* Begin Supplied records *

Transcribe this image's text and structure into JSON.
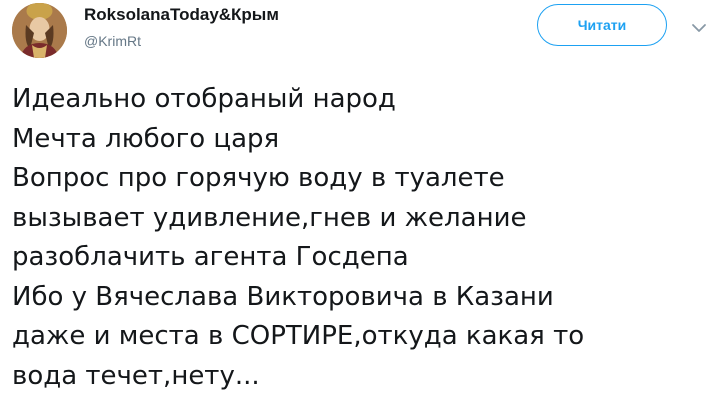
{
  "author": {
    "display_name": "RoksolanaToday&Крым",
    "handle": "@KrimRt",
    "avatar_icon": "portrait-avatar"
  },
  "actions": {
    "follow_label": "Читати",
    "menu_icon": "chevron-down-icon"
  },
  "colors": {
    "accent": "#1da1f2",
    "text": "#14171a",
    "muted": "#657786"
  },
  "tweet": {
    "lines": [
      "Идеально отобраный народ",
      "Мечта любого царя",
      "Вопрос про горячую воду в туалете",
      "вызывает удивление,гнев и желание",
      "разоблачить агента Госдепа",
      "Ибо у Вячеслава Викторовича в Казани",
      "даже и места в СОРТИРЕ,откуда какая то",
      "вода течет,нету..."
    ]
  }
}
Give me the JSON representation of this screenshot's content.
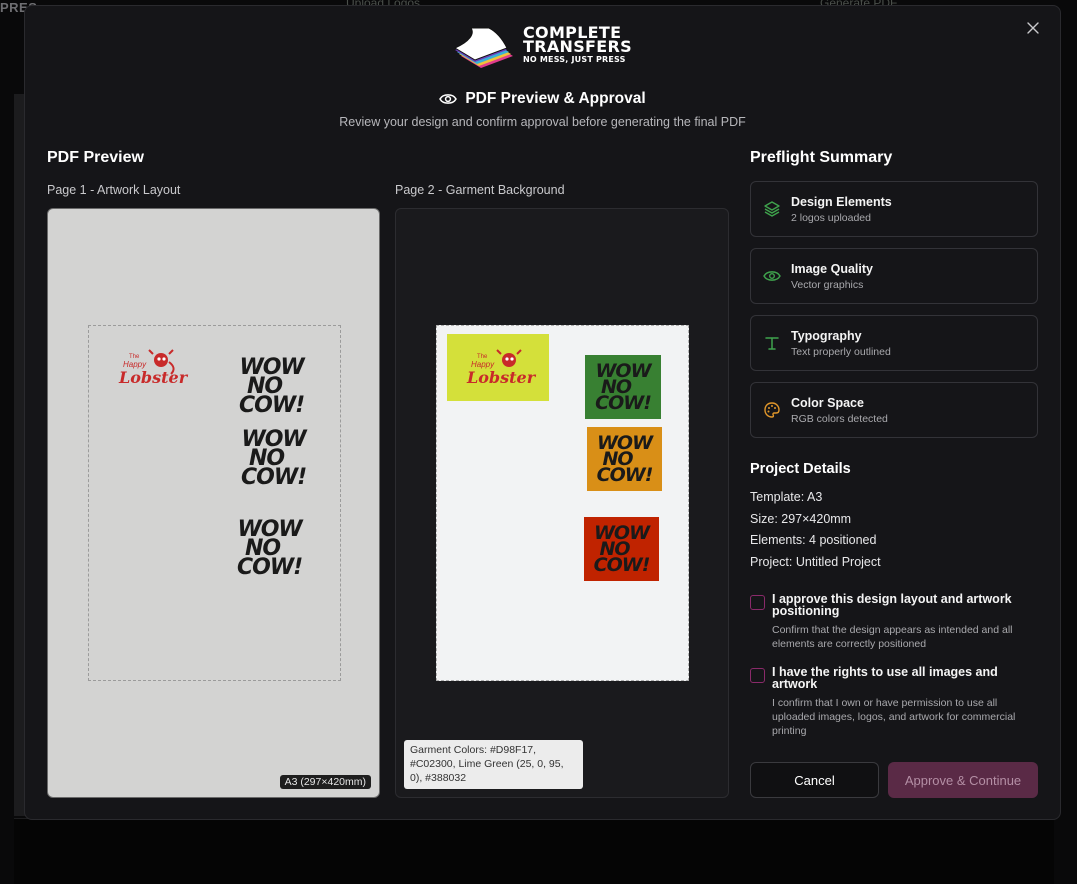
{
  "background": {
    "brand_fragment": "PRES",
    "step_upload": "Upload Logos",
    "step_generate": "Generate PDF"
  },
  "logo": {
    "line1": "COMPLETE",
    "line2": "TRANSFERS",
    "tagline": "NO MESS, JUST PRESS"
  },
  "modal": {
    "title": "PDF Preview & Approval",
    "subtitle": "Review your design and confirm approval before generating the final PDF"
  },
  "preview": {
    "heading": "PDF Preview",
    "page1_label": "Page 1 - Artwork Layout",
    "page2_label": "Page 2 - Garment Background",
    "size_badge": "A3 (297×420mm)",
    "garment_note": "Garment Colors: #D98F17, #C02300, Lime Green (25, 0, 95, 0), #388032",
    "artwork": {
      "logo_small": "The",
      "logo_mid": "Happy",
      "logo_main": "Lobster",
      "wow_line1": "WOW",
      "wow_line2": "NO",
      "wow_line3": "COW!"
    }
  },
  "colors": {
    "lime": "#D4E03A",
    "green": "#388032",
    "orange": "#D98F17",
    "red": "#C02300",
    "accent_checkbox": "#8A2A6A",
    "approve_bg": "#5A2A46"
  },
  "preflight": {
    "heading": "Preflight Summary",
    "items": [
      {
        "title": "Design Elements",
        "sub": "2 logos uploaded",
        "icon": "layers-icon"
      },
      {
        "title": "Image Quality",
        "sub": "Vector graphics",
        "icon": "eye-icon"
      },
      {
        "title": "Typography",
        "sub": "Text properly outlined",
        "icon": "type-icon"
      },
      {
        "title": "Color Space",
        "sub": "RGB colors detected",
        "icon": "palette-icon"
      }
    ]
  },
  "project": {
    "heading": "Project Details",
    "template": "Template: A3",
    "size": "Size: 297×420mm",
    "elements": "Elements: 4 positioned",
    "project": "Project: Untitled Project"
  },
  "approvals": [
    {
      "title": "I approve this design layout and artwork positioning",
      "desc": "Confirm that the design appears as intended and all elements are correctly positioned"
    },
    {
      "title": "I have the rights to use all images and artwork",
      "desc": "I confirm that I own or have permission to use all uploaded images, logos, and artwork for commercial printing"
    }
  ],
  "actions": {
    "cancel": "Cancel",
    "approve": "Approve & Continue"
  }
}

* End Supplied records *

- Given problem -
Exclude the pictures, and transcribe all of the material exactly.

- Finished exercise -
Transcribe this image's text and structure into JSON.
{
  "author": {
    "display_name": "RoksolanaToday&Крым",
    "handle": "@KrimRt",
    "avatar_icon": "portrait-avatar"
  },
  "actions": {
    "follow_label": "Читати",
    "menu_icon": "chevron-down-icon"
  },
  "colors": {
    "accent": "#1da1f2",
    "text": "#14171a",
    "muted": "#657786"
  },
  "tweet": {
    "lines": [
      "Идеально отобраный народ",
      "Мечта любого царя",
      "Вопрос про горячую воду в туалете",
      "вызывает удивление,гнев и желание",
      "разоблачить агента Госдепа",
      "Ибо у Вячеслава Викторовича в Казани",
      "даже и места в СОРТИРЕ,откуда какая то",
      "вода течет,нету..."
    ]
  }
}
Give me the JSON representation of this screenshot's content.
{
  "background": {
    "brand_fragment": "PRES",
    "step_upload": "Upload Logos",
    "step_generate": "Generate PDF"
  },
  "logo": {
    "line1": "COMPLETE",
    "line2": "TRANSFERS",
    "tagline": "NO MESS, JUST PRESS"
  },
  "modal": {
    "title": "PDF Preview & Approval",
    "subtitle": "Review your design and confirm approval before generating the final PDF"
  },
  "preview": {
    "heading": "PDF Preview",
    "page1_label": "Page 1 - Artwork Layout",
    "page2_label": "Page 2 - Garment Background",
    "size_badge": "A3 (297×420mm)",
    "garment_note": "Garment Colors: #D98F17, #C02300, Lime Green (25, 0, 95, 0), #388032",
    "artwork": {
      "logo_small": "The",
      "logo_mid": "Happy",
      "logo_main": "Lobster",
      "wow_line1": "WOW",
      "wow_line2": "NO",
      "wow_line3": "COW!"
    }
  },
  "colors": {
    "lime": "#D4E03A",
    "green": "#388032",
    "orange": "#D98F17",
    "red": "#C02300",
    "accent_checkbox": "#8A2A6A",
    "approve_bg": "#5A2A46"
  },
  "preflight": {
    "heading": "Preflight Summary",
    "items": [
      {
        "title": "Design Elements",
        "sub": "2 logos uploaded",
        "icon": "layers-icon"
      },
      {
        "title": "Image Quality",
        "sub": "Vector graphics",
        "icon": "eye-icon"
      },
      {
        "title": "Typography",
        "sub": "Text properly outlined",
        "icon": "type-icon"
      },
      {
        "title": "Color Space",
        "sub": "RGB colors detected",
        "icon": "palette-icon"
      }
    ]
  },
  "project": {
    "heading": "Project Details",
    "template": "Template: A3",
    "size": "Size: 297×420mm",
    "elements": "Elements: 4 positioned",
    "project": "Project: Untitled Project"
  },
  "approvals": [
    {
      "title": "I approve this design layout and artwork positioning",
      "desc": "Confirm that the design appears as intended and all elements are correctly positioned"
    },
    {
      "title": "I have the rights to use all images and artwork",
      "desc": "I confirm that I own or have permission to use all uploaded images, logos, and artwork for commercial printing"
    }
  ],
  "actions": {
    "cancel": "Cancel",
    "approve": "Approve & Continue"
  }
}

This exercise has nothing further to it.